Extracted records
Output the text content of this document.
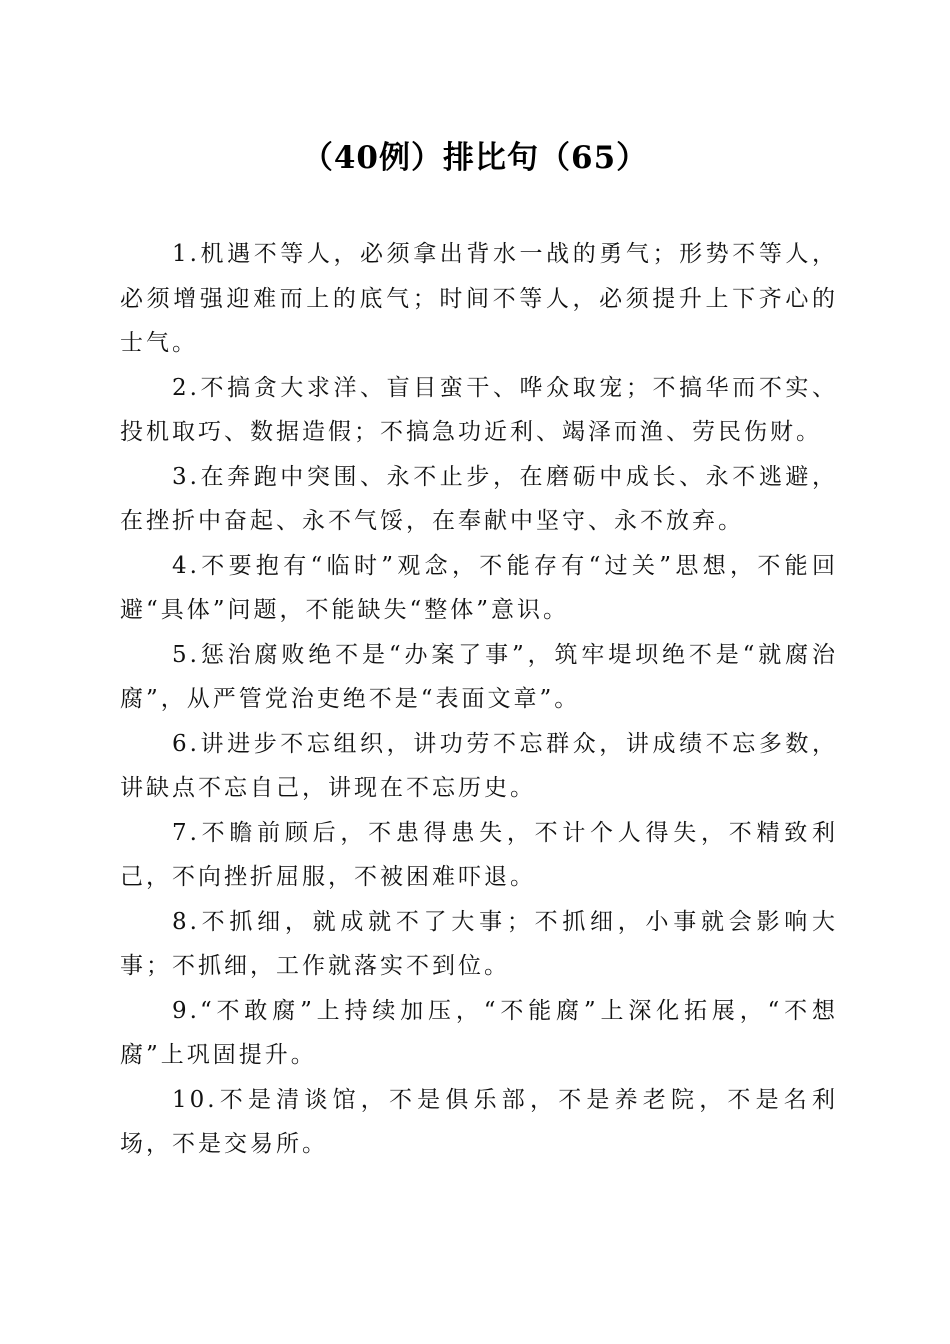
（40例）排比句（65）

1.机遇不等人，必须拿出背水一战的勇气；形势不等人，必须增强迎难而上的底气；时间不等人，必须提升上下齐心的士气。

2.不搞贪大求洋、盲目蛮干、哗众取宠；不搞华而不实、投机取巧、数据造假；不搞急功近利、竭泽而渔、劳民伤财。

3.在奔跑中突围、永不止步，在磨砺中成长、永不逃避，在挫折中奋起、永不气馁，在奉献中坚守、永不放弃。

4.不要抱有“临时”观念，不能存有“过关”思想，不能回避“具体”问题，不能缺失“整体”意识。

5.惩治腐败绝不是“办案了事”，筑牢堤坝绝不是“就腐治腐”，从严管党治吏绝不是“表面文章”。

6.讲进步不忘组织，讲功劳不忘群众，讲成绩不忘多数，讲缺点不忘自己，讲现在不忘历史。

7.不瞻前顾后，不患得患失，不计个人得失，不精致利己，不向挫折屈服，不被困难吓退。

8.不抓细，就成就不了大事；不抓细，小事就会影响大事；不抓细，工作就落实不到位。

9.“不敢腐”上持续加压，“不能腐”上深化拓展，“不想腐”上巩固提升。

10.不是清谈馆，不是俱乐部，不是养老院，不是名利场，不是交易所。
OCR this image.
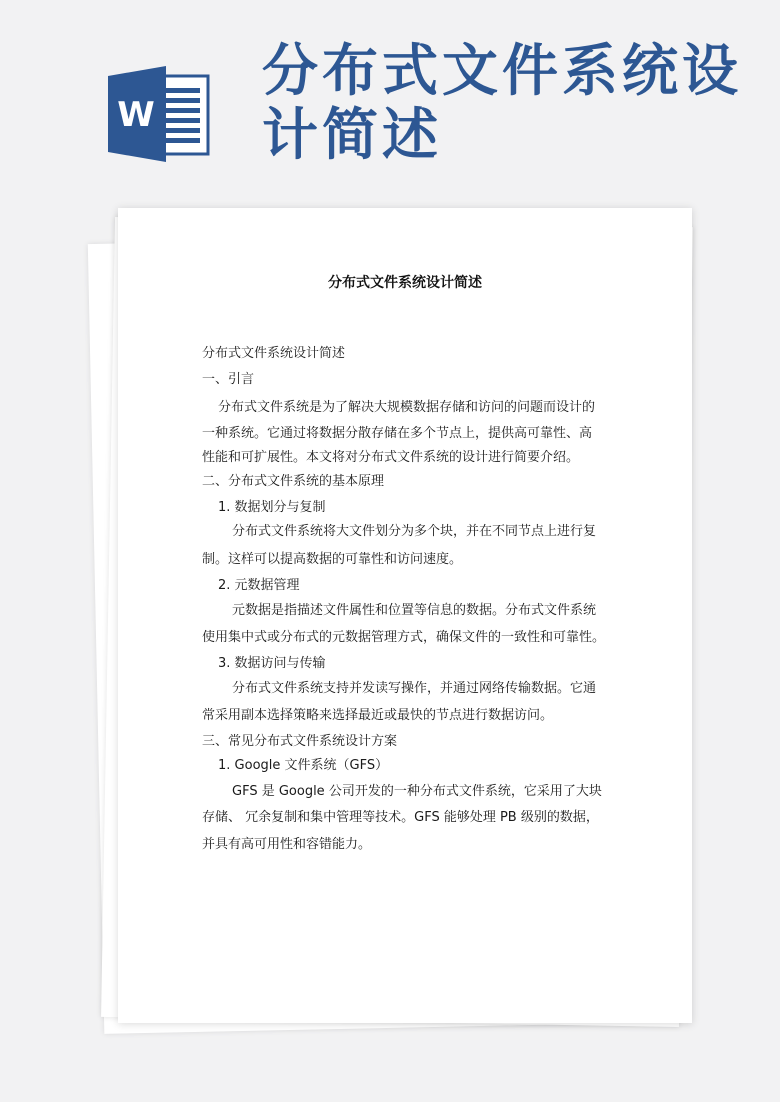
W
分布式文件系统设
计简述
分布式文件系统设计简述
分布式文件系统设计简述
一、引言
分布式文件系统是为了解决大规模数据存储和访问的问题而设计的
一种系统。它通过将数据分散存储在多个节点上，提供高可靠性、高
性能和可扩展性。本文将对分布式文件系统的设计进行简要介绍。
二、分布式文件系统的基本原理
1. 数据划分与复制
分布式文件系统将大文件划分为多个块，并在不同节点上进行复
制。这样可以提高数据的可靠性和访问速度。
2. 元数据管理
元数据是指描述文件属性和位置等信息的数据。分布式文件系统
使用集中式或分布式的元数据管理方式，确保文件的一致性和可靠性。
3. 数据访问与传输
分布式文件系统支持并发读写操作，并通过网络传输数据。它通
常采用副本选择策略来选择最近或最快的节点进行数据访问。
三、常见分布式文件系统设计方案
1. Google 文件系统（GFS）
GFS 是 Google 公司开发的一种分布式文件系统，它采用了大块
存储、 冗余复制和集中管理等技术。GFS 能够处理 PB 级别的数据，
并具有高可用性和容错能力。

*AIM OF THE EXERCISE*:
Exclude the pictures and transcribe all of the entries exactly.

*CORRECT RESULT*:
Output the text content of this document.
（40例）排比句（65）

1.机遇不等人，必须拿出背水一战的勇气；形势不等人，必须增强迎难而上的底气；时间不等人，必须提升上下齐心的士气。

2.不搞贪大求洋、盲目蛮干、哗众取宠；不搞华而不实、投机取巧、数据造假；不搞急功近利、竭泽而渔、劳民伤财。

3.在奔跑中突围、永不止步，在磨砺中成长、永不逃避，在挫折中奋起、永不气馁，在奉献中坚守、永不放弃。

4.不要抱有“临时”观念，不能存有“过关”思想，不能回避“具体”问题，不能缺失“整体”意识。

5.惩治腐败绝不是“办案了事”，筑牢堤坝绝不是“就腐治腐”，从严管党治吏绝不是“表面文章”。

6.讲进步不忘组织，讲功劳不忘群众，讲成绩不忘多数，讲缺点不忘自己，讲现在不忘历史。

7.不瞻前顾后，不患得患失，不计个人得失，不精致利己，不向挫折屈服，不被困难吓退。

8.不抓细，就成就不了大事；不抓细，小事就会影响大事；不抓细，工作就落实不到位。

9.“不敢腐”上持续加压，“不能腐”上深化拓展，“不想腐”上巩固提升。

10.不是清谈馆，不是俱乐部，不是养老院，不是名利场，不是交易所。
OCR this image.
W
分布式文件系统设
计简述
分布式文件系统设计简述
分布式文件系统设计简述
一、引言
分布式文件系统是为了解决大规模数据存储和访问的问题而设计的
一种系统。它通过将数据分散存储在多个节点上，提供高可靠性、高
性能和可扩展性。本文将对分布式文件系统的设计进行简要介绍。
二、分布式文件系统的基本原理
1. 数据划分与复制
分布式文件系统将大文件划分为多个块，并在不同节点上进行复
制。这样可以提高数据的可靠性和访问速度。
2. 元数据管理
元数据是指描述文件属性和位置等信息的数据。分布式文件系统
使用集中式或分布式的元数据管理方式，确保文件的一致性和可靠性。
3. 数据访问与传输
分布式文件系统支持并发读写操作，并通过网络传输数据。它通
常采用副本选择策略来选择最近或最快的节点进行数据访问。
三、常见分布式文件系统设计方案
1. Google 文件系统（GFS）
GFS 是 Google 公司开发的一种分布式文件系统，它采用了大块
存储、 冗余复制和集中管理等技术。GFS 能够处理 PB 级别的数据，
并具有高可用性和容错能力。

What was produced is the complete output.